[Saved data entries]

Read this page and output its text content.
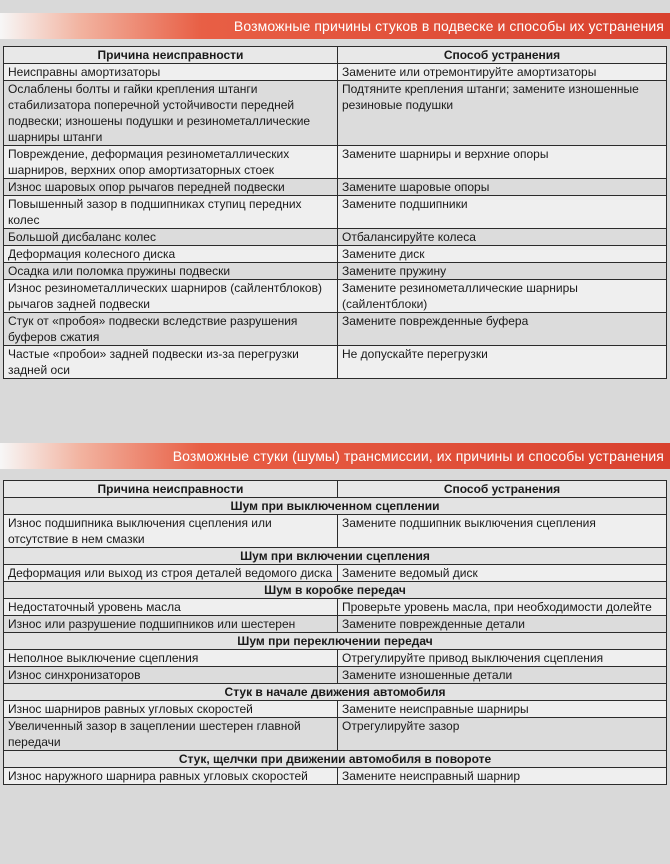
Возможные причины стуков в подвеске и способы их устранения
Причина неисправности	Способ устранения
Неисправны амортизаторы	Замените или отремонтируйте амортизаторы
Ослаблены болты и гайки крепления штанги стабилизатора поперечной устойчивости передней подвески; изношены подушки и резинометаллические шарниры штанги	Подтяните крепления штанги; замените изношенные резиновые подушки
Повреждение, деформация резинометаллических шарниров, верхних опор амортизаторных стоек	Замените шарниры и верхние опоры
Износ шаровых опор рычагов передней подвески	Замените шаровые опоры
Повышенный зазор в подшипниках ступиц передних колес	Замените подшипники
Большой дисбаланс колес	Отбалансируйте колеса
Деформация колесного диска	Замените диск
Осадка или поломка пружины подвески	Замените пружину
Износ резинометаллических шарниров (сайлентблоков) рычагов задней подвески	Замените резинометаллические шарниры (сайлентблоки)
Стук от «пробоя» подвески вследствие разрушения буферов сжатия	Замените поврежденные буфера
Частые «пробои» задней подвески из-за перегрузки задней оси	Не допускайте перегрузки
Возможные стуки (шумы) трансмиссии, их причины и способы устранения
Причина неисправности	Способ устранения
Шум при выключенном сцеплении	
Износ подшипника выключения сцепления или отсутствие в нем смазки	Замените подшипник выключения сцепления
Шум при включении сцепления	
Деформация или выход из строя деталей ведомого диска	Замените ведомый диск
Шум в коробке передач	
Недостаточный уровень масла	Проверьте уровень масла, при необходимости долейте
Износ или разрушение подшипников или шестерен	Замените поврежденные детали
Шум при переключении передач	
Неполное выключение сцепления	Отрегулируйте привод выключения сцепления
Износ синхронизаторов	Замените изношенные детали
Стук в начале движения автомобиля	
Износ шарниров равных угловых скоростей	Замените неисправные шарниры
Увеличенный зазор в зацеплении шестерен главной передачи	Отрегулируйте зазор
Стук, щелчки при движении автомобиля в повороте	
Износ наружного шарнира равных угловых скоростей	Замените неисправный шарнир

» **DO THIS**: Looking back at the lines above, state how many contain the word "рычагов", and supply nothing besides the number.

» **CORRECT ANSWER**: 2